> **The request**
Go through the records and give each one again exactly.

> **Dataset items**
..............................
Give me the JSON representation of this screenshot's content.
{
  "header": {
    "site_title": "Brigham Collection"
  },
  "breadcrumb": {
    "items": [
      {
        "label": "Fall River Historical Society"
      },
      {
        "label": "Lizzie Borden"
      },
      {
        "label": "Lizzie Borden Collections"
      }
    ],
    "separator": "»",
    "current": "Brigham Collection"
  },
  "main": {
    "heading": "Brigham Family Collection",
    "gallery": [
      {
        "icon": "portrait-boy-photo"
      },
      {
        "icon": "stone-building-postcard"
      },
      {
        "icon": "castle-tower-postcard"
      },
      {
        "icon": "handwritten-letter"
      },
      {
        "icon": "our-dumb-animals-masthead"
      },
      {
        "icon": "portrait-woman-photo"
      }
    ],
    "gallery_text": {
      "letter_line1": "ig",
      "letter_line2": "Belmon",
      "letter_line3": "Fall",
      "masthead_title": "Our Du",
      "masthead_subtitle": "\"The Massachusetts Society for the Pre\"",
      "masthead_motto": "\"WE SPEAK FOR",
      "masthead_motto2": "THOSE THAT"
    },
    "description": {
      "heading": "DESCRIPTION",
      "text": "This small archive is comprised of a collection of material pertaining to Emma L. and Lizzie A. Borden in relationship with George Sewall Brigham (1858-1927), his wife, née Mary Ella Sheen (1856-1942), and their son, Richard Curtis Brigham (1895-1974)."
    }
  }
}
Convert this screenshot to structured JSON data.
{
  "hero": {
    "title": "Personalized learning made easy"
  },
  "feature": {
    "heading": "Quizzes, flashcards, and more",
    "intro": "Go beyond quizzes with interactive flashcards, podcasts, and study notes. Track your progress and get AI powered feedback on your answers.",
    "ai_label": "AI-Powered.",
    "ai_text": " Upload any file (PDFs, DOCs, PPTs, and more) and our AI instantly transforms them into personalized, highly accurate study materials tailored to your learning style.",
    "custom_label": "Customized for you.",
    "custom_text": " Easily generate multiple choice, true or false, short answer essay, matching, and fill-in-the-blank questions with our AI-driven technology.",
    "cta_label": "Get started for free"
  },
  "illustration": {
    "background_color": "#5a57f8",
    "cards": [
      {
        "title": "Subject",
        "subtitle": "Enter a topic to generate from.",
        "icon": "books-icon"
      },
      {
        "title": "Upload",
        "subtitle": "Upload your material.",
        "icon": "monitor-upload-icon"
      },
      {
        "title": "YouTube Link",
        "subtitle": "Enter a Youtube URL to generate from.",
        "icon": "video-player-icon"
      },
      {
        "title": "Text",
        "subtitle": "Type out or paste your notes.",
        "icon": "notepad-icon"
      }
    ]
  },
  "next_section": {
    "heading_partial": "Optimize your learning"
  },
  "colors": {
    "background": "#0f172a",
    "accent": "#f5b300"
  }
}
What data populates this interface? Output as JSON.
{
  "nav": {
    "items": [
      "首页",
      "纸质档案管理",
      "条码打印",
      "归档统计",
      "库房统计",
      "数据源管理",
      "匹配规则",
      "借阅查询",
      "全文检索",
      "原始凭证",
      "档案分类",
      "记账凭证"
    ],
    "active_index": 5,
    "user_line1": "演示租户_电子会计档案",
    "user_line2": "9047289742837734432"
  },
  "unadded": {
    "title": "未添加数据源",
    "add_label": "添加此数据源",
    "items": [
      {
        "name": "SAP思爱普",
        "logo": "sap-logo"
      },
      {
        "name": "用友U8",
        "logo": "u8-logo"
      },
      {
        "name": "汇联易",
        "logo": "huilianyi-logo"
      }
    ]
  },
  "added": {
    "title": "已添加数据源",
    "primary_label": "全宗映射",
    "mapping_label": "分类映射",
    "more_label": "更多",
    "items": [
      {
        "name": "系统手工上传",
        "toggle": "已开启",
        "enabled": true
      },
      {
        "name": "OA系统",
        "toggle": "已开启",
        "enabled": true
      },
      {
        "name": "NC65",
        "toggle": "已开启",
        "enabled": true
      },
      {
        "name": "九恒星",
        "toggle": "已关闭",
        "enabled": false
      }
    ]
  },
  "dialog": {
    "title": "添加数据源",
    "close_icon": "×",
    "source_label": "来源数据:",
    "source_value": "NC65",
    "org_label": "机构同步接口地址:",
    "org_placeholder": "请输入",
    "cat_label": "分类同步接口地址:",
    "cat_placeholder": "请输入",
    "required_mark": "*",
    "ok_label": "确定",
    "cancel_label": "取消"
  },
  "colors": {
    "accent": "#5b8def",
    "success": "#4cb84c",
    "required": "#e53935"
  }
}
..............................
> **Exercise output**
Give me the JSON representation of this screenshot's content.
{
  "header": {
    "site_title": "Brigham Collection"
  },
  "breadcrumb": {
    "items": [
      {
        "label": "Fall River Historical Society"
      },
      {
        "label": "Lizzie Borden"
      },
      {
        "label": "Lizzie Borden Collections"
      }
    ],
    "separator": "»",
    "current": "Brigham Collection"
  },
  "main": {
    "heading": "Brigham Family Collection",
    "gallery": [
      {
        "icon": "portrait-boy-photo"
      },
      {
        "icon": "stone-building-postcard"
      },
      {
        "icon": "castle-tower-postcard"
      },
      {
        "icon": "handwritten-letter"
      },
      {
        "icon": "our-dumb-animals-masthead"
      },
      {
        "icon": "portrait-woman-photo"
      }
    ],
    "gallery_text": {
      "letter_line1": "ig",
      "letter_line2": "Belmon",
      "letter_line3": "Fall",
      "masthead_title": "Our Du",
      "masthead_subtitle": "\"The Massachusetts Society for the Pre\"",
      "masthead_motto": "\"WE SPEAK FOR",
      "masthead_motto2": "THOSE THAT"
    },
    "description": {
      "heading": "DESCRIPTION",
      "text": "This small archive is comprised of a collection of material pertaining to Emma L. and Lizzie A. Borden in relationship with George Sewall Brigham (1858-1927), his wife, née Mary Ella Sheen (1856-1942), and their son, Richard Curtis Brigham (1895-1974)."
    }
  }
}
Convert this screenshot to structured JSON data.
{
  "hero": {
    "title": "Personalized learning made easy"
  },
  "feature": {
    "heading": "Quizzes, flashcards, and more",
    "intro": "Go beyond quizzes with interactive flashcards, podcasts, and study notes. Track your progress and get AI powered feedback on your answers.",
    "ai_label": "AI-Powered.",
    "ai_text": " Upload any file (PDFs, DOCs, PPTs, and more) and our AI instantly transforms them into personalized, highly accurate study materials tailored to your learning style.",
    "custom_label": "Customized for you.",
    "custom_text": " Easily generate multiple choice, true or false, short answer essay, matching, and fill-in-the-blank questions with our AI-driven technology.",
    "cta_label": "Get started for free"
  },
  "illustration": {
    "background_color": "#5a57f8",
    "cards": [
      {
        "title": "Subject",
        "subtitle": "Enter a topic to generate from.",
        "icon": "books-icon"
      },
      {
        "title": "Upload",
        "subtitle": "Upload your material.",
        "icon": "monitor-upload-icon"
      },
      {
        "title": "YouTube Link",
        "subtitle": "Enter a Youtube URL to generate from.",
        "icon": "video-player-icon"
      },
      {
        "title": "Text",
        "subtitle": "Type out or paste your notes.",
        "icon": "notepad-icon"
      }
    ]
  },
  "next_section": {
    "heading_partial": "Optimize your learning"
  },
  "colors": {
    "background": "#0f172a",
    "accent": "#f5b300"
  }
}
What data populates this interface? Output as JSON.
{
  "nav": {
    "items": [
      "首页",
      "纸质档案管理",
      "条码打印",
      "归档统计",
      "库房统计",
      "数据源管理",
      "匹配规则",
      "借阅查询",
      "全文检索",
      "原始凭证",
      "档案分类",
      "记账凭证"
    ],
    "active_index": 5,
    "user_line1": "演示租户_电子会计档案",
    "user_line2": "9047289742837734432"
  },
  "unadded": {
    "title": "未添加数据源",
    "add_label": "添加此数据源",
    "items": [
      {
        "name": "SAP思爱普",
        "logo": "sap-logo"
      },
      {
        "name": "用友U8",
        "logo": "u8-logo"
      },
      {
        "name": "汇联易",
        "logo": "huilianyi-logo"
      }
    ]
  },
  "added": {
    "title": "已添加数据源",
    "primary_label": "全宗映射",
    "mapping_label": "分类映射",
    "more_label": "更多",
    "items": [
      {
        "name": "系统手工上传",
        "toggle": "已开启",
        "enabled": true
      },
      {
        "name": "OA系统",
        "toggle": "已开启",
        "enabled": true
      },
      {
        "name": "NC65",
        "toggle": "已开启",
        "enabled": true
      },
      {
        "name": "九恒星",
        "toggle": "已关闭",
        "enabled": false
      }
    ]
  },
  "dialog": {
    "title": "添加数据源",
    "close_icon": "×",
    "source_label": "来源数据:",
    "source_value": "NC65",
    "org_label": "机构同步接口地址:",
    "org_placeholder": "请输入",
    "cat_label": "分类同步接口地址:",
    "cat_placeholder": "请输入",
    "required_mark": "*",
    "ok_label": "确定",
    "cancel_label": "取消"
  },
  "colors": {
    "accent": "#5b8def",
    "success": "#4cb84c",
    "required": "#e53935"
  }
}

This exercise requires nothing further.